### [LISTED ENTRIES]
━━━

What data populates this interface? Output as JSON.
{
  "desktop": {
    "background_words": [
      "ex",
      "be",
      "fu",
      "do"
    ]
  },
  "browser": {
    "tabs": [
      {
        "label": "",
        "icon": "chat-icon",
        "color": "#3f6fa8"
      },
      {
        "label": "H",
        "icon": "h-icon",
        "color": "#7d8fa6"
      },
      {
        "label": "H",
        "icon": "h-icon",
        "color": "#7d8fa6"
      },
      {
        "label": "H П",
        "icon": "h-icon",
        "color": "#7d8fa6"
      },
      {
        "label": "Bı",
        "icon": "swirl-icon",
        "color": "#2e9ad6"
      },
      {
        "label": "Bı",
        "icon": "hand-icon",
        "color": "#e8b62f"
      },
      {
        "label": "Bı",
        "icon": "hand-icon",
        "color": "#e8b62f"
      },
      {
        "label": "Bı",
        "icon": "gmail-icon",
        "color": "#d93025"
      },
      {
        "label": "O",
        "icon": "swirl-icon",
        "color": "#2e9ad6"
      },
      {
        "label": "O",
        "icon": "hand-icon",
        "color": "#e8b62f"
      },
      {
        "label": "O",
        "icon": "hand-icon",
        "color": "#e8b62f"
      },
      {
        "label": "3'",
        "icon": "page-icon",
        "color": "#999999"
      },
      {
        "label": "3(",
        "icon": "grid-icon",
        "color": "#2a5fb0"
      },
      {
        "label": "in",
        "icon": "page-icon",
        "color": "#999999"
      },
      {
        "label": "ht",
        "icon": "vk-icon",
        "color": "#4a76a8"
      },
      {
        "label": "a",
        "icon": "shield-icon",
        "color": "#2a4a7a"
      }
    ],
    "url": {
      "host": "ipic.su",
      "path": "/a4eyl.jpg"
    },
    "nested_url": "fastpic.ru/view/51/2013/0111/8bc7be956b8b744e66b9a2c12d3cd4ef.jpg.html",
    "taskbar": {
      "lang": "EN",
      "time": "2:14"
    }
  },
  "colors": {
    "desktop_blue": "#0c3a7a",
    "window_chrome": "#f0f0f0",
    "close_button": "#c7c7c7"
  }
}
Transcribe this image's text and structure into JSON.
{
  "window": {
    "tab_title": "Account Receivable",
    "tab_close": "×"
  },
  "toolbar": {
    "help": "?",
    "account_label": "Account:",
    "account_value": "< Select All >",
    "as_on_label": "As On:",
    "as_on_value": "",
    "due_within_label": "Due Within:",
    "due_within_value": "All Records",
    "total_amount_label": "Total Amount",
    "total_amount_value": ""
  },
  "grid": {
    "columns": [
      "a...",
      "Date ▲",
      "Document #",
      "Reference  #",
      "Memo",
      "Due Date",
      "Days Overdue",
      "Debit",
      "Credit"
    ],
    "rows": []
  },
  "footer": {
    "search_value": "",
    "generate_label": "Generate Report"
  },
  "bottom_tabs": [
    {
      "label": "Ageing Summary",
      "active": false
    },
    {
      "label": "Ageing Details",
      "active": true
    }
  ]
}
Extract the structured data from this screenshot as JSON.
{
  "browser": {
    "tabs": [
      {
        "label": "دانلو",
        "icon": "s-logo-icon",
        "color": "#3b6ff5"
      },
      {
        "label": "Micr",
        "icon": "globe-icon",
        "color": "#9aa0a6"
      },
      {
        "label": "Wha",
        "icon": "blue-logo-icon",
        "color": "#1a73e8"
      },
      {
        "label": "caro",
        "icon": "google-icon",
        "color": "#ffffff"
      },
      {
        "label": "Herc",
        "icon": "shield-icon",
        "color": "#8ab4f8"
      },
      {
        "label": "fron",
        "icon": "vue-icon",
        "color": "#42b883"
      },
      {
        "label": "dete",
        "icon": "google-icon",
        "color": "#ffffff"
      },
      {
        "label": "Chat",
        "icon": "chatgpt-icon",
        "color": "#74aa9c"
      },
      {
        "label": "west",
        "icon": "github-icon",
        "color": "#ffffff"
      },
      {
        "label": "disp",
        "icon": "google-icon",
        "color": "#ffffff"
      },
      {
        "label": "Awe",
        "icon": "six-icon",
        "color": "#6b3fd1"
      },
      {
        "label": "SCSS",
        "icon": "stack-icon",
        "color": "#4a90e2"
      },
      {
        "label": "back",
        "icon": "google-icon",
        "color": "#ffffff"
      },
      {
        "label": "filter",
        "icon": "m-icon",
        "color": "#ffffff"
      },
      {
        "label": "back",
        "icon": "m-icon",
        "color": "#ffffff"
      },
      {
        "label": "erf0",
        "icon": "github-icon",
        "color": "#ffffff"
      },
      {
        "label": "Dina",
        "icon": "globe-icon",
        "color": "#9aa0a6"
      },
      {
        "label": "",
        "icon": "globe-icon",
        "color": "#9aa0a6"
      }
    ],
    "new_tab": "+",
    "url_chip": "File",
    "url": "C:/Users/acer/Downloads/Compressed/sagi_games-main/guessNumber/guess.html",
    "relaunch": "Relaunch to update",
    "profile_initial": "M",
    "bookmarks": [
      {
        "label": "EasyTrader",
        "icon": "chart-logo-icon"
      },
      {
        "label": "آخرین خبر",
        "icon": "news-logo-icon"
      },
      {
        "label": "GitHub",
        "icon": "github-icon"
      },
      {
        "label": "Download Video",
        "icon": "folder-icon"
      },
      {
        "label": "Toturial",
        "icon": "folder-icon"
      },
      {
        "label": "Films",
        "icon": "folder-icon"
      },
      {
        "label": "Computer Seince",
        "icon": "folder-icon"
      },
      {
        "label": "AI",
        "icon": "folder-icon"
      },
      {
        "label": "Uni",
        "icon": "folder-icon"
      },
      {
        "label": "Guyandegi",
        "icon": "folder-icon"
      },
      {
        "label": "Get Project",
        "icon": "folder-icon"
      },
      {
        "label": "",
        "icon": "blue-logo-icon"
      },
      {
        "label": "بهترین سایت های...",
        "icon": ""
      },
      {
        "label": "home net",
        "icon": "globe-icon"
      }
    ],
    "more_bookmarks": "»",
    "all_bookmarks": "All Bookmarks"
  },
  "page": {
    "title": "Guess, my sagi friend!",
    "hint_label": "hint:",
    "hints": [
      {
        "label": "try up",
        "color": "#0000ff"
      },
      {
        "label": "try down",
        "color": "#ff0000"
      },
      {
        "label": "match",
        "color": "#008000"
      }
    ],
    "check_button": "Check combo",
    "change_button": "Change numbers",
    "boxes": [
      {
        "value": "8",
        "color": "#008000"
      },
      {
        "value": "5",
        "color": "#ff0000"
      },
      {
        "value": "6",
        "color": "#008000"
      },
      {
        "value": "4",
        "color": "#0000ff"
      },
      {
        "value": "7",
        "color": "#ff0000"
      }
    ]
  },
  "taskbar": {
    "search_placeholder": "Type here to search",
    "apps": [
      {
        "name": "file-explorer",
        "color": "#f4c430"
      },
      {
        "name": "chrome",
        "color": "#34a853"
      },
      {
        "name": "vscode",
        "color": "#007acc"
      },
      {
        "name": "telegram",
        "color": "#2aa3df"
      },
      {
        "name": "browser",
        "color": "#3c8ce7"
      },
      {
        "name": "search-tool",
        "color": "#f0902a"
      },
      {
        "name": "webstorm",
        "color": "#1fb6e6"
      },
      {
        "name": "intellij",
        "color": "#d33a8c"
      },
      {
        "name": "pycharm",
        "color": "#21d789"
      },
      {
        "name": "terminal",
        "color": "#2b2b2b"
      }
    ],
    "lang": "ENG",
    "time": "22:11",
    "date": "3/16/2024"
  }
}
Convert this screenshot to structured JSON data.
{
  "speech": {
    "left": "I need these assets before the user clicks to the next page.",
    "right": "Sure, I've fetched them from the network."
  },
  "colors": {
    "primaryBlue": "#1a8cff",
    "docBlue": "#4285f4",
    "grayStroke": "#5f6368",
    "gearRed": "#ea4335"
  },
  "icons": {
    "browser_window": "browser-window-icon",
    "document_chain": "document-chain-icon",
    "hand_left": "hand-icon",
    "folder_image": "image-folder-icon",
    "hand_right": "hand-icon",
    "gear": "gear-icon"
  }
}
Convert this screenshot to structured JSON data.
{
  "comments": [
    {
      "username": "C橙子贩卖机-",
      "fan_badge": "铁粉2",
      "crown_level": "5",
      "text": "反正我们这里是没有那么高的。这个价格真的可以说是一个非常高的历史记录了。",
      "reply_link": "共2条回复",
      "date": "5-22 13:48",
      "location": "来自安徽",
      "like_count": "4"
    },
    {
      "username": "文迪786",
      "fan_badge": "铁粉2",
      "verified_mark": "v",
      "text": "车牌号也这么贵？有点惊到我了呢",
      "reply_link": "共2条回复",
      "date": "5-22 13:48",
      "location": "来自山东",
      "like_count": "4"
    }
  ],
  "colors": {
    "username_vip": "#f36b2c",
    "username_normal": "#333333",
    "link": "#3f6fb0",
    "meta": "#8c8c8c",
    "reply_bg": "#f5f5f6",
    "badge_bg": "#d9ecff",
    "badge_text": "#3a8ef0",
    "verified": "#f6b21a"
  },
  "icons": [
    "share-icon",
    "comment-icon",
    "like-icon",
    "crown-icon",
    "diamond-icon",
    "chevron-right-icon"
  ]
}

━━━

### [WRITTEN TASK]
Compute how many lines include the string "logo", then give that number by itself.

### [SOLVED PROBLEM]
5